*Required task*
List each line in the entries below that contains the word "الجحدري".

** Begin Dataset rows **

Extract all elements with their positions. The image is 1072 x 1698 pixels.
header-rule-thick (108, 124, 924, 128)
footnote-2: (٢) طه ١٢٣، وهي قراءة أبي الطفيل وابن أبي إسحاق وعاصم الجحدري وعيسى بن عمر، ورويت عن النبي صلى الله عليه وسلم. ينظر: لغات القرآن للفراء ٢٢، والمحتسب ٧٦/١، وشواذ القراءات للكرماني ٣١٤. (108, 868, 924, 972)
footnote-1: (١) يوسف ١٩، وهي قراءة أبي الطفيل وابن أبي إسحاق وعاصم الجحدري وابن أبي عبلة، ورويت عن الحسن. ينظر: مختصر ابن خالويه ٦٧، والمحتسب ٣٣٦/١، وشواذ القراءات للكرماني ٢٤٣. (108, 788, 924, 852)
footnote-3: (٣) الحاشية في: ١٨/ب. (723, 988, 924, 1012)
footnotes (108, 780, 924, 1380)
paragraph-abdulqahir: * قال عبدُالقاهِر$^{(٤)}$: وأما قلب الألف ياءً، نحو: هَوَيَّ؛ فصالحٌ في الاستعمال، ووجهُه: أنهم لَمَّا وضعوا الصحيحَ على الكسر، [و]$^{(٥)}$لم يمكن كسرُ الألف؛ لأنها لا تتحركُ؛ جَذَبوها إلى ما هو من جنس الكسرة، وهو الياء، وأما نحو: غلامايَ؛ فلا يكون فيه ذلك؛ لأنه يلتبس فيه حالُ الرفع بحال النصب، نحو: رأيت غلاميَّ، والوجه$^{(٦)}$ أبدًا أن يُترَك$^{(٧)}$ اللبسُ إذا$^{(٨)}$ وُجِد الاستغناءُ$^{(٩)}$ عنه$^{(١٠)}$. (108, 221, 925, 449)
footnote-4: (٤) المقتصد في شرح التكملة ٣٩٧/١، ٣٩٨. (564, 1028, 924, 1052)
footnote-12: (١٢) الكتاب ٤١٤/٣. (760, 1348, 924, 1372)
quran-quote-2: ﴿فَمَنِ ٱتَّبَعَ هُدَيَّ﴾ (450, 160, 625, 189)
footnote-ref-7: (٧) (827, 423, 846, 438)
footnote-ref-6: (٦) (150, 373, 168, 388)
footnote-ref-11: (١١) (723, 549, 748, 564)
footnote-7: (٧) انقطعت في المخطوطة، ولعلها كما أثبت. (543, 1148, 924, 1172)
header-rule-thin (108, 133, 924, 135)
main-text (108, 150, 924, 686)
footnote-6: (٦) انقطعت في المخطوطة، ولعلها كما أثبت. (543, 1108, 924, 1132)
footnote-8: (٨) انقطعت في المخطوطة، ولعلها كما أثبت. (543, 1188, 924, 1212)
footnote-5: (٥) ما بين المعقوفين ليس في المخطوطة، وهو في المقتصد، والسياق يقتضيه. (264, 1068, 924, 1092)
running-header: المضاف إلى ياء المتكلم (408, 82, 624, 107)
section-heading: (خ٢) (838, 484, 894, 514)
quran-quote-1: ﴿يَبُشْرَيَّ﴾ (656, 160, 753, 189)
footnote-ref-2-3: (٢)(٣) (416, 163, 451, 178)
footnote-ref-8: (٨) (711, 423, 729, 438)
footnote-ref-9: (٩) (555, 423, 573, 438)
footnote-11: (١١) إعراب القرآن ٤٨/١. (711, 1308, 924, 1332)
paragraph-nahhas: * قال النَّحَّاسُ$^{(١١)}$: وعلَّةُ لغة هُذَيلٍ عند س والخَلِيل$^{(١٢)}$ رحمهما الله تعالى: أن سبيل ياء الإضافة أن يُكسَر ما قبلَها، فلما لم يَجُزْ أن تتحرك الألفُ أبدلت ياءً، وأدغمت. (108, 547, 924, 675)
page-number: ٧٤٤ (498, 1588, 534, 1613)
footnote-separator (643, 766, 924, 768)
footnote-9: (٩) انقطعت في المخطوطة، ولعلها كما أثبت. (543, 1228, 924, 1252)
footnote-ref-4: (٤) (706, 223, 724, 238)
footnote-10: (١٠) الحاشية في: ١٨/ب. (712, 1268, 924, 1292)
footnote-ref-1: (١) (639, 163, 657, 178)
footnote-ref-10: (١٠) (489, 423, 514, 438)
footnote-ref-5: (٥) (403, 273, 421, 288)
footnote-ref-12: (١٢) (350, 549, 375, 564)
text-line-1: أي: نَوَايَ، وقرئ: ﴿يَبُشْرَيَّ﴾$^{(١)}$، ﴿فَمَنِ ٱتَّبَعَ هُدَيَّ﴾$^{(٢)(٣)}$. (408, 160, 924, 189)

** End Dataset rows **

*Final result*
footnote-2: (٢) طه ١٢٣، وهي قراءة أبي الطفيل وابن أبي إسحاق وعاصم الجحدري وعيسى بن عمر، ورويت عن النبي صلى الله عليه وسلم. ينظر: لغات القرآن للفراء ٢٢، والمحتسب ٧٦/١، وشواذ القراءات للكرماني ٣١٤. (108, 868, 924, 972)
footnote-1: (١) يوسف ١٩، وهي قراءة أبي الطفيل وابن أبي إسحاق وعاصم الجحدري وابن أبي عبلة، ورويت عن الحسن. ينظر: مختصر ابن خالويه ٦٧، والمحتسب ٣٣٦/١، وشواذ القراءات للكرماني ٢٤٣. (108, 788, 924, 852)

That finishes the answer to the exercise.